### GIVEN RECORDS ###

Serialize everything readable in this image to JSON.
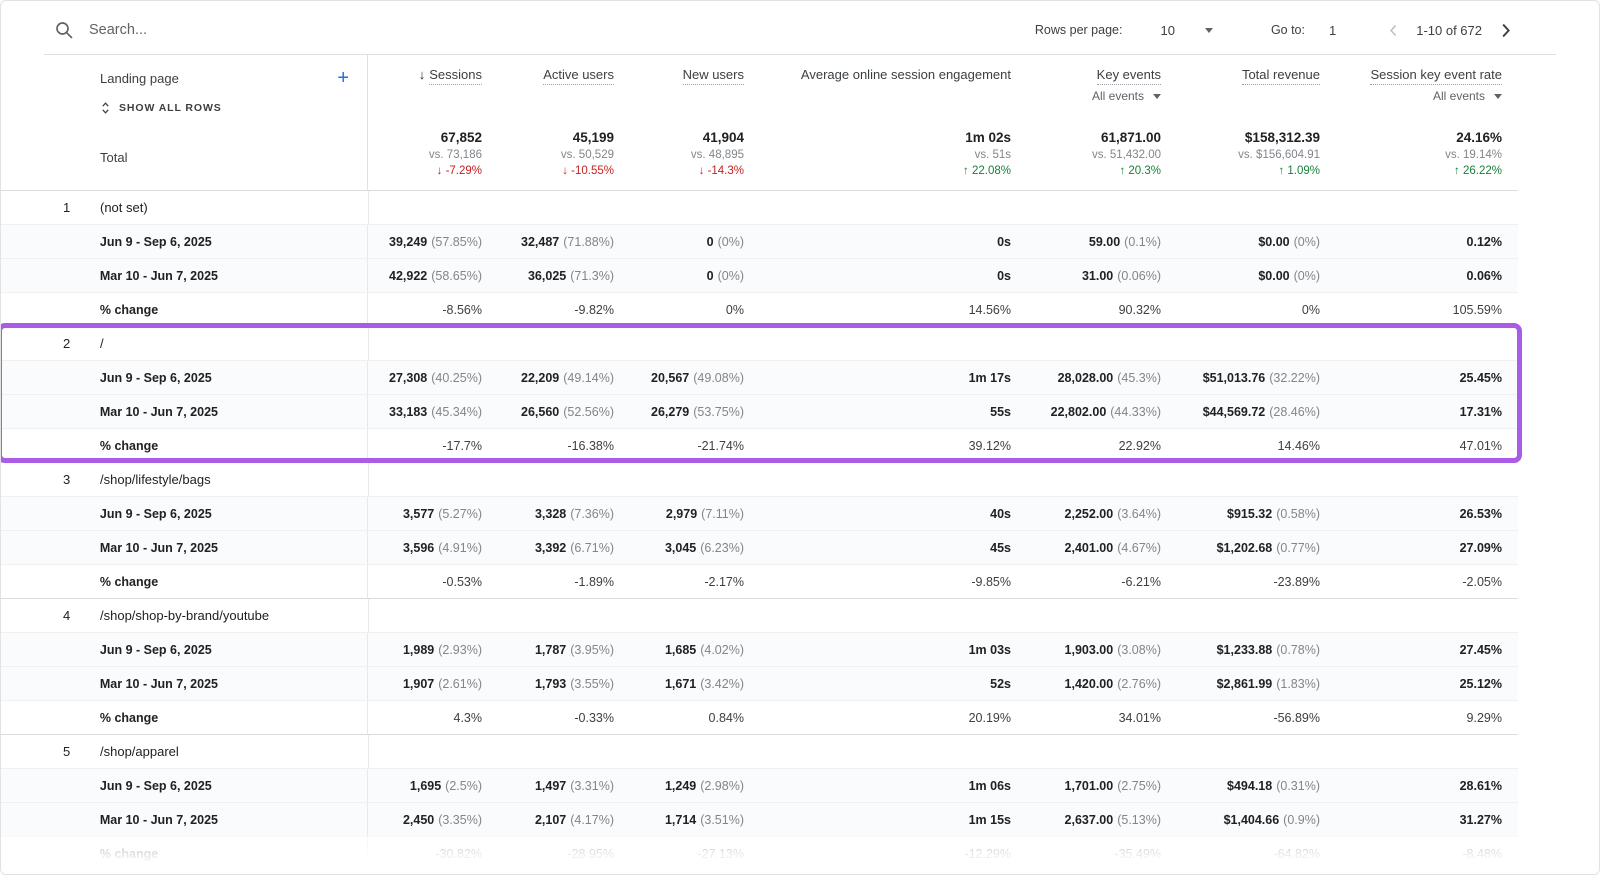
{
  "toolbar": {
    "search_placeholder": "Search...",
    "rows_per_page_label": "Rows per page:",
    "rows_per_page_value": "10",
    "go_to_label": "Go to:",
    "go_to_value": "1",
    "range_text": "1-10 of 672"
  },
  "header": {
    "dimension_label": "Landing page",
    "show_all_rows_label": "SHOW ALL ROWS",
    "columns": [
      {
        "label": "Sessions",
        "sorted": true,
        "dotted": true
      },
      {
        "label": "Active users",
        "sorted": false,
        "dotted": true
      },
      {
        "label": "New users",
        "sorted": false,
        "dotted": true
      },
      {
        "label": "Average online session engagement",
        "sorted": false,
        "dotted": false
      },
      {
        "label": "Key events",
        "sorted": false,
        "dotted": true,
        "sub": "All events"
      },
      {
        "label": "Total revenue",
        "sorted": false,
        "dotted": true
      },
      {
        "label": "Session key event rate",
        "sorted": false,
        "dotted": true,
        "sub": "All events"
      }
    ]
  },
  "totals": {
    "label": "Total",
    "cells": [
      {
        "value": "67,852",
        "vs": "vs. 73,186",
        "delta": "-7.29%",
        "direction": "down"
      },
      {
        "value": "45,199",
        "vs": "vs. 50,529",
        "delta": "-10.55%",
        "direction": "down"
      },
      {
        "value": "41,904",
        "vs": "vs. 48,895",
        "delta": "-14.3%",
        "direction": "down"
      },
      {
        "value": "1m 02s",
        "vs": "vs. 51s",
        "delta": "22.08%",
        "direction": "up"
      },
      {
        "value": "61,871.00",
        "vs": "vs. 51,432.00",
        "delta": "20.3%",
        "direction": "up"
      },
      {
        "value": "$158,312.39",
        "vs": "vs. $156,604.91",
        "delta": "1.09%",
        "direction": "up"
      },
      {
        "value": "24.16%",
        "vs": "vs. 19.14%",
        "delta": "26.22%",
        "direction": "up"
      }
    ]
  },
  "table": {
    "period1_label": "Jun 9 - Sep 6, 2025",
    "period2_label": "Mar 10 - Jun 7, 2025",
    "pct_change_label": "% change",
    "groups": [
      {
        "num": "1",
        "landing_page": "(not set)",
        "highlighted": false,
        "faded": false,
        "period1": [
          [
            "39,249",
            "(57.85%)"
          ],
          [
            "32,487",
            "(71.88%)"
          ],
          [
            "0",
            "(0%)"
          ],
          [
            "0s",
            ""
          ],
          [
            "59.00",
            "(0.1%)"
          ],
          [
            "$0.00",
            "(0%)"
          ],
          [
            "0.12%",
            ""
          ]
        ],
        "period2": [
          [
            "42,922",
            "(58.65%)"
          ],
          [
            "36,025",
            "(71.3%)"
          ],
          [
            "0",
            "(0%)"
          ],
          [
            "0s",
            ""
          ],
          [
            "31.00",
            "(0.06%)"
          ],
          [
            "$0.00",
            "(0%)"
          ],
          [
            "0.06%",
            ""
          ]
        ],
        "pct_change": [
          "-8.56%",
          "-9.82%",
          "0%",
          "14.56%",
          "90.32%",
          "0%",
          "105.59%"
        ]
      },
      {
        "num": "2",
        "landing_page": "/",
        "highlighted": true,
        "faded": false,
        "period1": [
          [
            "27,308",
            "(40.25%)"
          ],
          [
            "22,209",
            "(49.14%)"
          ],
          [
            "20,567",
            "(49.08%)"
          ],
          [
            "1m 17s",
            ""
          ],
          [
            "28,028.00",
            "(45.3%)"
          ],
          [
            "$51,013.76",
            "(32.22%)"
          ],
          [
            "25.45%",
            ""
          ]
        ],
        "period2": [
          [
            "33,183",
            "(45.34%)"
          ],
          [
            "26,560",
            "(52.56%)"
          ],
          [
            "26,279",
            "(53.75%)"
          ],
          [
            "55s",
            ""
          ],
          [
            "22,802.00",
            "(44.33%)"
          ],
          [
            "$44,569.72",
            "(28.46%)"
          ],
          [
            "17.31%",
            ""
          ]
        ],
        "pct_change": [
          "-17.7%",
          "-16.38%",
          "-21.74%",
          "39.12%",
          "22.92%",
          "14.46%",
          "47.01%"
        ]
      },
      {
        "num": "3",
        "landing_page": "/shop/lifestyle/bags",
        "highlighted": false,
        "faded": false,
        "period1": [
          [
            "3,577",
            "(5.27%)"
          ],
          [
            "3,328",
            "(7.36%)"
          ],
          [
            "2,979",
            "(7.11%)"
          ],
          [
            "40s",
            ""
          ],
          [
            "2,252.00",
            "(3.64%)"
          ],
          [
            "$915.32",
            "(0.58%)"
          ],
          [
            "26.53%",
            ""
          ]
        ],
        "period2": [
          [
            "3,596",
            "(4.91%)"
          ],
          [
            "3,392",
            "(6.71%)"
          ],
          [
            "3,045",
            "(6.23%)"
          ],
          [
            "45s",
            ""
          ],
          [
            "2,401.00",
            "(4.67%)"
          ],
          [
            "$1,202.68",
            "(0.77%)"
          ],
          [
            "27.09%",
            ""
          ]
        ],
        "pct_change": [
          "-0.53%",
          "-1.89%",
          "-2.17%",
          "-9.85%",
          "-6.21%",
          "-23.89%",
          "-2.05%"
        ]
      },
      {
        "num": "4",
        "landing_page": "/shop/shop-by-brand/youtube",
        "highlighted": false,
        "faded": false,
        "period1": [
          [
            "1,989",
            "(2.93%)"
          ],
          [
            "1,787",
            "(3.95%)"
          ],
          [
            "1,685",
            "(4.02%)"
          ],
          [
            "1m 03s",
            ""
          ],
          [
            "1,903.00",
            "(3.08%)"
          ],
          [
            "$1,233.88",
            "(0.78%)"
          ],
          [
            "27.45%",
            ""
          ]
        ],
        "period2": [
          [
            "1,907",
            "(2.61%)"
          ],
          [
            "1,793",
            "(3.55%)"
          ],
          [
            "1,671",
            "(3.42%)"
          ],
          [
            "52s",
            ""
          ],
          [
            "1,420.00",
            "(2.76%)"
          ],
          [
            "$2,861.99",
            "(1.83%)"
          ],
          [
            "25.12%",
            ""
          ]
        ],
        "pct_change": [
          "4.3%",
          "-0.33%",
          "0.84%",
          "20.19%",
          "34.01%",
          "-56.89%",
          "9.29%"
        ]
      },
      {
        "num": "5",
        "landing_page": "/shop/apparel",
        "highlighted": false,
        "faded": true,
        "period1": [
          [
            "1,695",
            "(2.5%)"
          ],
          [
            "1,497",
            "(3.31%)"
          ],
          [
            "1,249",
            "(2.98%)"
          ],
          [
            "1m 06s",
            ""
          ],
          [
            "1,701.00",
            "(2.75%)"
          ],
          [
            "$494.18",
            "(0.31%)"
          ],
          [
            "28.61%",
            ""
          ]
        ],
        "period2": [
          [
            "2,450",
            "(3.35%)"
          ],
          [
            "2,107",
            "(4.17%)"
          ],
          [
            "1,714",
            "(3.51%)"
          ],
          [
            "1m 15s",
            ""
          ],
          [
            "2,637.00",
            "(5.13%)"
          ],
          [
            "$1,404.66",
            "(0.9%)"
          ],
          [
            "31.27%",
            ""
          ]
        ],
        "pct_change": [
          "-30.82%",
          "-28.95%",
          "-27.13%",
          "-12.29%",
          "-35.49%",
          "-64.82%",
          "-8.48%"
        ]
      }
    ]
  },
  "colors": {
    "highlight_purple": "#a95ce5",
    "positive_green": "#188038",
    "negative_red": "#c5221f",
    "accent_blue": "#1a73e8"
  }
}
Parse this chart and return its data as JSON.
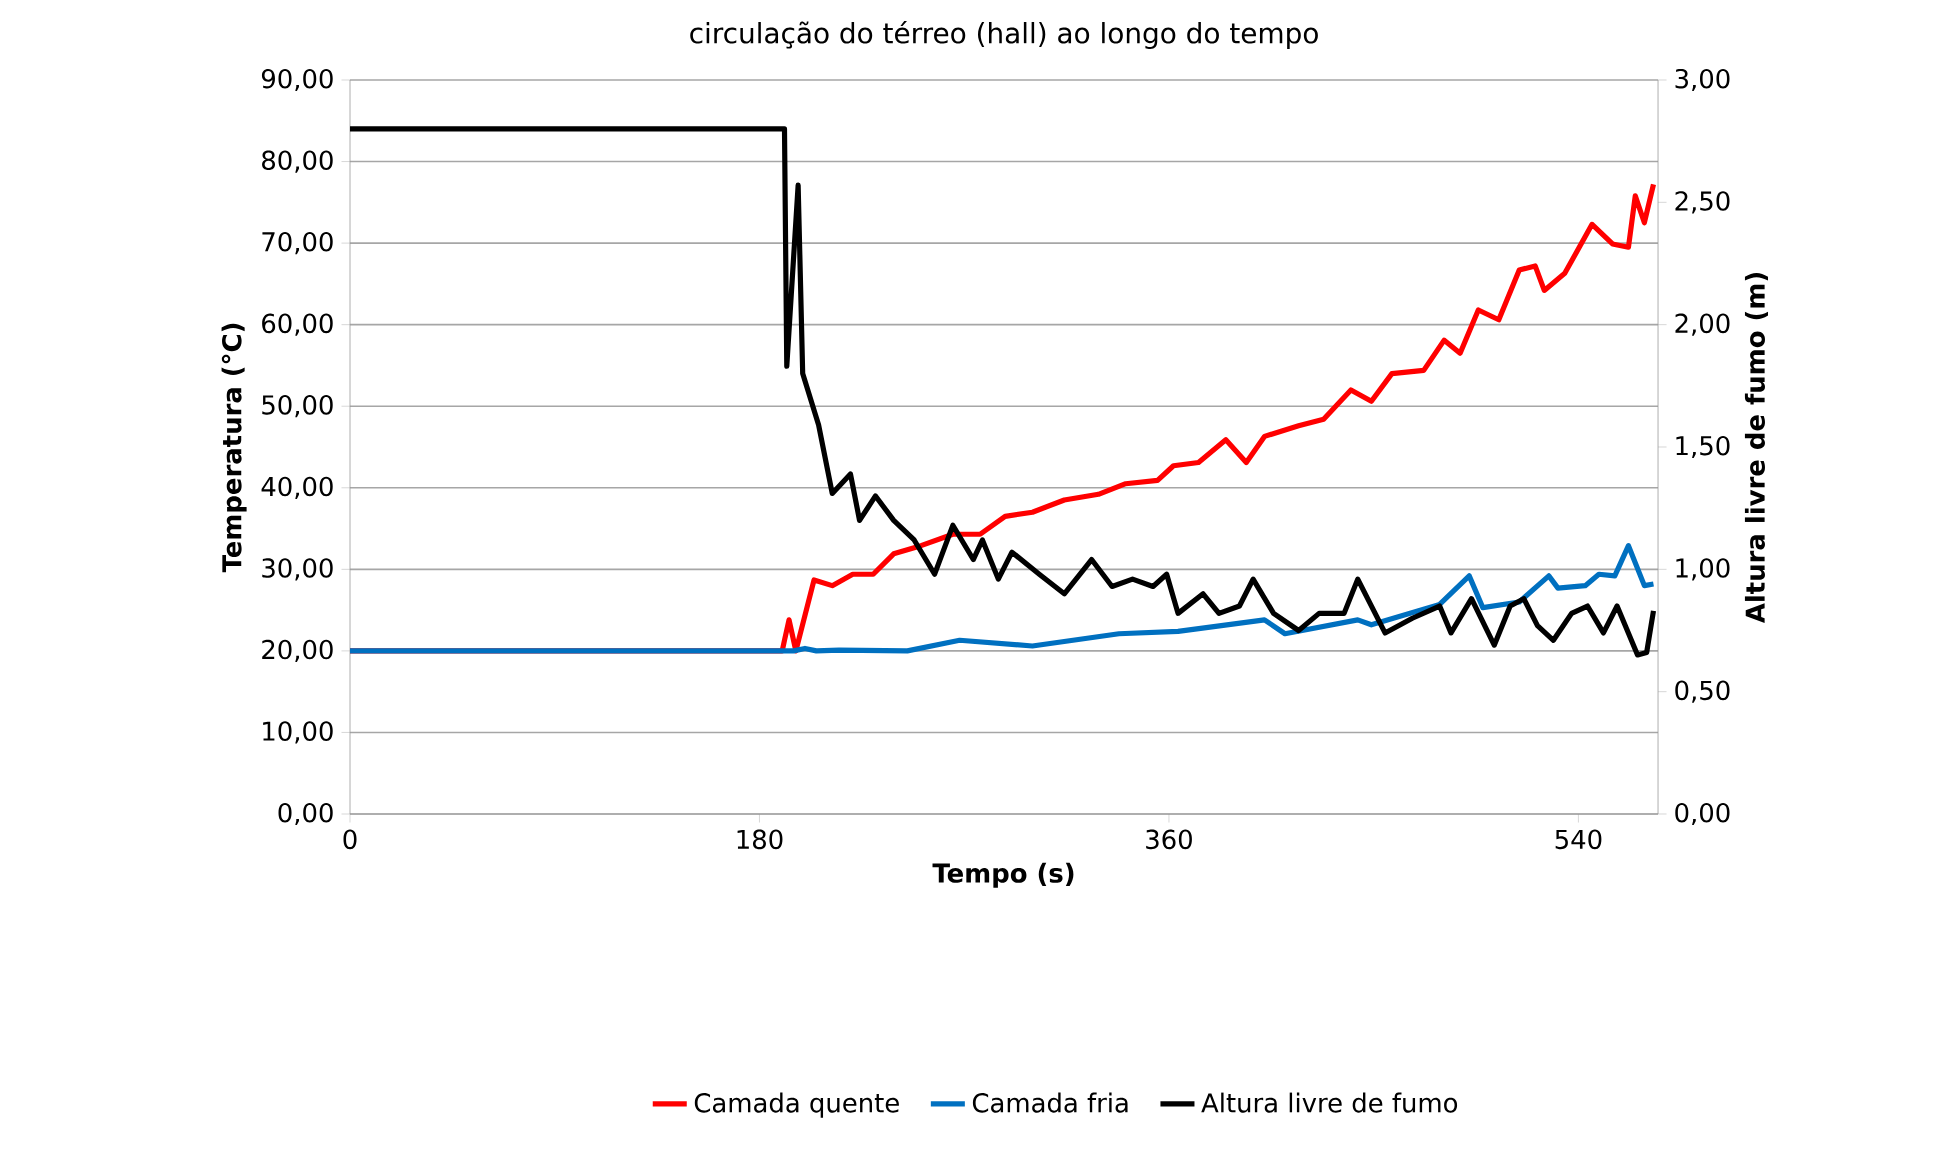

###

- [PROBLEM]: Output every entry word for word, but omit the pictures.

- [FULL ANSWER]:
Serialize everything readable in this image to JSON.
{
  "toolbar": {
    "search_placeholder": "Search...",
    "rows_per_page_label": "Rows per page:",
    "rows_per_page_value": "10",
    "go_to_label": "Go to:",
    "go_to_value": "1",
    "range_text": "1-10 of 672"
  },
  "header": {
    "dimension_label": "Landing page",
    "show_all_rows_label": "SHOW ALL ROWS",
    "columns": [
      {
        "label": "Sessions",
        "sorted": true,
        "dotted": true
      },
      {
        "label": "Active users",
        "sorted": false,
        "dotted": true
      },
      {
        "label": "New users",
        "sorted": false,
        "dotted": true
      },
      {
        "label": "Average online session engagement",
        "sorted": false,
        "dotted": false
      },
      {
        "label": "Key events",
        "sorted": false,
        "dotted": true,
        "sub": "All events"
      },
      {
        "label": "Total revenue",
        "sorted": false,
        "dotted": true
      },
      {
        "label": "Session key event rate",
        "sorted": false,
        "dotted": true,
        "sub": "All events"
      }
    ]
  },
  "totals": {
    "label": "Total",
    "cells": [
      {
        "value": "67,852",
        "vs": "vs. 73,186",
        "delta": "-7.29%",
        "direction": "down"
      },
      {
        "value": "45,199",
        "vs": "vs. 50,529",
        "delta": "-10.55%",
        "direction": "down"
      },
      {
        "value": "41,904",
        "vs": "vs. 48,895",
        "delta": "-14.3%",
        "direction": "down"
      },
      {
        "value": "1m 02s",
        "vs": "vs. 51s",
        "delta": "22.08%",
        "direction": "up"
      },
      {
        "value": "61,871.00",
        "vs": "vs. 51,432.00",
        "delta": "20.3%",
        "direction": "up"
      },
      {
        "value": "$158,312.39",
        "vs": "vs. $156,604.91",
        "delta": "1.09%",
        "direction": "up"
      },
      {
        "value": "24.16%",
        "vs": "vs. 19.14%",
        "delta": "26.22%",
        "direction": "up"
      }
    ]
  },
  "table": {
    "period1_label": "Jun 9 - Sep 6, 2025",
    "period2_label": "Mar 10 - Jun 7, 2025",
    "pct_change_label": "% change",
    "groups": [
      {
        "num": "1",
        "landing_page": "(not set)",
        "highlighted": false,
        "faded": false,
        "period1": [
          [
            "39,249",
            "(57.85%)"
          ],
          [
            "32,487",
            "(71.88%)"
          ],
          [
            "0",
            "(0%)"
          ],
          [
            "0s",
            ""
          ],
          [
            "59.00",
            "(0.1%)"
          ],
          [
            "$0.00",
            "(0%)"
          ],
          [
            "0.12%",
            ""
          ]
        ],
        "period2": [
          [
            "42,922",
            "(58.65%)"
          ],
          [
            "36,025",
            "(71.3%)"
          ],
          [
            "0",
            "(0%)"
          ],
          [
            "0s",
            ""
          ],
          [
            "31.00",
            "(0.06%)"
          ],
          [
            "$0.00",
            "(0%)"
          ],
          [
            "0.06%",
            ""
          ]
        ],
        "pct_change": [
          "-8.56%",
          "-9.82%",
          "0%",
          "14.56%",
          "90.32%",
          "0%",
          "105.59%"
        ]
      },
      {
        "num": "2",
        "landing_page": "/",
        "highlighted": true,
        "faded": false,
        "period1": [
          [
            "27,308",
            "(40.25%)"
          ],
          [
            "22,209",
            "(49.14%)"
          ],
          [
            "20,567",
            "(49.08%)"
          ],
          [
            "1m 17s",
            ""
          ],
          [
            "28,028.00",
            "(45.3%)"
          ],
          [
            "$51,013.76",
            "(32.22%)"
          ],
          [
            "25.45%",
            ""
          ]
        ],
        "period2": [
          [
            "33,183",
            "(45.34%)"
          ],
          [
            "26,560",
            "(52.56%)"
          ],
          [
            "26,279",
            "(53.75%)"
          ],
          [
            "55s",
            ""
          ],
          [
            "22,802.00",
            "(44.33%)"
          ],
          [
            "$44,569.72",
            "(28.46%)"
          ],
          [
            "17.31%",
            ""
          ]
        ],
        "pct_change": [
          "-17.7%",
          "-16.38%",
          "-21.74%",
          "39.12%",
          "22.92%",
          "14.46%",
          "47.01%"
        ]
      },
      {
        "num": "3",
        "landing_page": "/shop/lifestyle/bags",
        "highlighted": false,
        "faded": false,
        "period1": [
          [
            "3,577",
            "(5.27%)"
          ],
          [
            "3,328",
            "(7.36%)"
          ],
          [
            "2,979",
            "(7.11%)"
          ],
          [
            "40s",
            ""
          ],
          [
            "2,252.00",
            "(3.64%)"
          ],
          [
            "$915.32",
            "(0.58%)"
          ],
          [
            "26.53%",
            ""
          ]
        ],
        "period2": [
          [
            "3,596",
            "(4.91%)"
          ],
          [
            "3,392",
            "(6.71%)"
          ],
          [
            "3,045",
            "(6.23%)"
          ],
          [
            "45s",
            ""
          ],
          [
            "2,401.00",
            "(4.67%)"
          ],
          [
            "$1,202.68",
            "(0.77%)"
          ],
          [
            "27.09%",
            ""
          ]
        ],
        "pct_change": [
          "-0.53%",
          "-1.89%",
          "-2.17%",
          "-9.85%",
          "-6.21%",
          "-23.89%",
          "-2.05%"
        ]
      },
      {
        "num": "4",
        "landing_page": "/shop/shop-by-brand/youtube",
        "highlighted": false,
        "faded": false,
        "period1": [
          [
            "1,989",
            "(2.93%)"
          ],
          [
            "1,787",
            "(3.95%)"
          ],
          [
            "1,685",
            "(4.02%)"
          ],
          [
            "1m 03s",
            ""
          ],
          [
            "1,903.00",
            "(3.08%)"
          ],
          [
            "$1,233.88",
            "(0.78%)"
          ],
          [
            "27.45%",
            ""
          ]
        ],
        "period2": [
          [
            "1,907",
            "(2.61%)"
          ],
          [
            "1,793",
            "(3.55%)"
          ],
          [
            "1,671",
            "(3.42%)"
          ],
          [
            "52s",
            ""
          ],
          [
            "1,420.00",
            "(2.76%)"
          ],
          [
            "$2,861.99",
            "(1.83%)"
          ],
          [
            "25.12%",
            ""
          ]
        ],
        "pct_change": [
          "4.3%",
          "-0.33%",
          "0.84%",
          "20.19%",
          "34.01%",
          "-56.89%",
          "9.29%"
        ]
      },
      {
        "num": "5",
        "landing_page": "/shop/apparel",
        "highlighted": false,
        "faded": true,
        "period1": [
          [
            "1,695",
            "(2.5%)"
          ],
          [
            "1,497",
            "(3.31%)"
          ],
          [
            "1,249",
            "(2.98%)"
          ],
          [
            "1m 06s",
            ""
          ],
          [
            "1,701.00",
            "(2.75%)"
          ],
          [
            "$494.18",
            "(0.31%)"
          ],
          [
            "28.61%",
            ""
          ]
        ],
        "period2": [
          [
            "2,450",
            "(3.35%)"
          ],
          [
            "2,107",
            "(4.17%)"
          ],
          [
            "1,714",
            "(3.51%)"
          ],
          [
            "1m 15s",
            ""
          ],
          [
            "2,637.00",
            "(5.13%)"
          ],
          [
            "$1,404.66",
            "(0.9%)"
          ],
          [
            "31.27%",
            ""
          ]
        ],
        "pct_change": [
          "-30.82%",
          "-28.95%",
          "-27.13%",
          "-12.29%",
          "-35.49%",
          "-64.82%",
          "-8.48%"
        ]
      }
    ]
  },
  "colors": {
    "highlight_purple": "#a95ce5",
    "positive_green": "#188038",
    "negative_red": "#c5221f",
    "accent_blue": "#1a73e8"
  }
}
Parse this chart and return its data as JSON.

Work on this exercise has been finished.